* Aim: Select the lines that contain "老哥们好" and copy each of them.

[Stored entries]
━━━━
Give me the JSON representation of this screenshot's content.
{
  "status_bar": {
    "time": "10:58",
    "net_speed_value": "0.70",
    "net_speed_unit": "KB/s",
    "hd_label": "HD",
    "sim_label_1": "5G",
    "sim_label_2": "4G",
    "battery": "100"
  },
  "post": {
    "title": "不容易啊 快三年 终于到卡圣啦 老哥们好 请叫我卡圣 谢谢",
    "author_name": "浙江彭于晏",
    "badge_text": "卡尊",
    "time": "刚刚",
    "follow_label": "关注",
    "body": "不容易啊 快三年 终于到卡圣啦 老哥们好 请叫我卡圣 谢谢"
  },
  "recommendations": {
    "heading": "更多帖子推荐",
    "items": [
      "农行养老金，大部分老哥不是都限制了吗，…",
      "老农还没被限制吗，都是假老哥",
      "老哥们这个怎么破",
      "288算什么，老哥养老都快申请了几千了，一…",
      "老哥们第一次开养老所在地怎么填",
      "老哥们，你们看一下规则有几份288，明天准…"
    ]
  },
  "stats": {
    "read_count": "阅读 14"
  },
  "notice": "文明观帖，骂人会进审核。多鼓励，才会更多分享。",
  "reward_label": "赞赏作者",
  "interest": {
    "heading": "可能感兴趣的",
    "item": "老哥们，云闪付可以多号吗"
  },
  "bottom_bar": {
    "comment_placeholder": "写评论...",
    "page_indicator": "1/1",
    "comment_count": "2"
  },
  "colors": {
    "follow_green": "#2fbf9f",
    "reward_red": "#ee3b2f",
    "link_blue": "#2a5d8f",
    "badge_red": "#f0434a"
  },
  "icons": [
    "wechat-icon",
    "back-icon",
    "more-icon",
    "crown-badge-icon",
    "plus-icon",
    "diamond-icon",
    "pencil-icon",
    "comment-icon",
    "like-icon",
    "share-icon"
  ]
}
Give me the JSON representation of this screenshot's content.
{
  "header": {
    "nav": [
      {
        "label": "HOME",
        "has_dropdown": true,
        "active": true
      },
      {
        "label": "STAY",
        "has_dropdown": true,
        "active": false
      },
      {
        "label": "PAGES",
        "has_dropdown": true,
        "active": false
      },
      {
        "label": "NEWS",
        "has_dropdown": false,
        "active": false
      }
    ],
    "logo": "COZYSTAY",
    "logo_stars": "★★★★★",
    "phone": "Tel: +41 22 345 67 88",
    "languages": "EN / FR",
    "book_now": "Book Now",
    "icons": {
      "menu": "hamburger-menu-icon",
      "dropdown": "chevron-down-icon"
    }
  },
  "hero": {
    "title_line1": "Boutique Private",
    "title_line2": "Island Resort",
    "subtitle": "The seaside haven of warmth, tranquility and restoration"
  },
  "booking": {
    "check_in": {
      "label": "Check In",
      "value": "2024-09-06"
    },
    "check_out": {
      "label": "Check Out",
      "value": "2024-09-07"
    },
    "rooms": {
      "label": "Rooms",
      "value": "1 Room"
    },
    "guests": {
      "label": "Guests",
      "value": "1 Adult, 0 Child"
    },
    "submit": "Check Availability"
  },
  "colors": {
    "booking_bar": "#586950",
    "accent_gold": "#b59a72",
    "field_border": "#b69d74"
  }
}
━━━━
* Output of the task:
    "title": "不容易啊 快三年 终于到卡圣啦 老哥们好 请叫我卡圣 谢谢",
    "body": "不容易啊 快三年 终于到卡圣啦 老哥们好 请叫我卡圣 谢谢"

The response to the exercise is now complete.